[Records contained in a dataset]
■ ■ ■ ■ ■

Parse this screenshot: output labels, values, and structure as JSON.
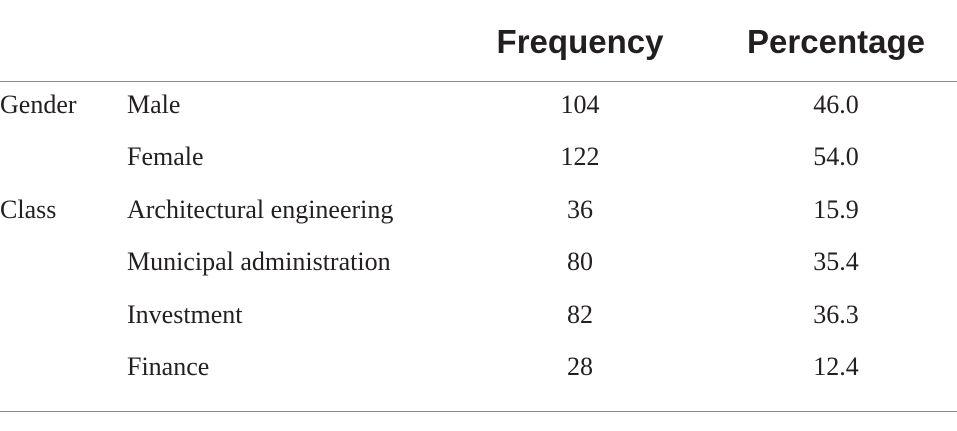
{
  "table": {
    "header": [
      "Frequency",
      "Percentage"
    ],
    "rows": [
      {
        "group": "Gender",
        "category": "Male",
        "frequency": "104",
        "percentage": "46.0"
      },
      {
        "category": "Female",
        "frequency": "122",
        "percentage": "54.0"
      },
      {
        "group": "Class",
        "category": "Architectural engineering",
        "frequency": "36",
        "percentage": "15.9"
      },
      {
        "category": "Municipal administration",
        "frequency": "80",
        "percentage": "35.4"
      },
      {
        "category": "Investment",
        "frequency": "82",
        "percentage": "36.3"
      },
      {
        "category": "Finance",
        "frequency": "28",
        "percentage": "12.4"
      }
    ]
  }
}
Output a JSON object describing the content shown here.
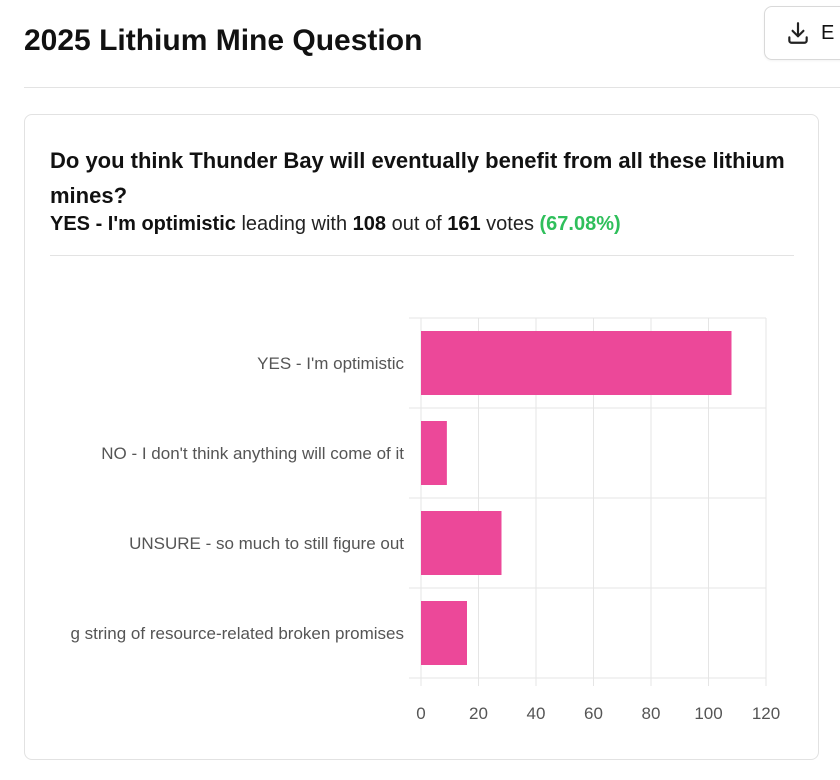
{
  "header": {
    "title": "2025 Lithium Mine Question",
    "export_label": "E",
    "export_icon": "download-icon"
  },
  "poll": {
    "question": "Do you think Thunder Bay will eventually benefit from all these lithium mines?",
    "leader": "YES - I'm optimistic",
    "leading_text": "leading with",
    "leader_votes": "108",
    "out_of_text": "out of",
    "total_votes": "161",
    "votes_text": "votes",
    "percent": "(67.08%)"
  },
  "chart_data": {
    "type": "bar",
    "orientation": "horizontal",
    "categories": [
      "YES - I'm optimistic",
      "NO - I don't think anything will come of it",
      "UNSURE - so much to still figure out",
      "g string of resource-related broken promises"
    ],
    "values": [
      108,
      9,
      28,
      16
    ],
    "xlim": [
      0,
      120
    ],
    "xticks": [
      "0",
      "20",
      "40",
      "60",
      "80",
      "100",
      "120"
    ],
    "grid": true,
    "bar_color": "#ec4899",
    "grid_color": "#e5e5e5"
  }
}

■ ■ ■ ■ ■

Check each line above for the string "JSON" and report how many lines have it, giving only the number.

2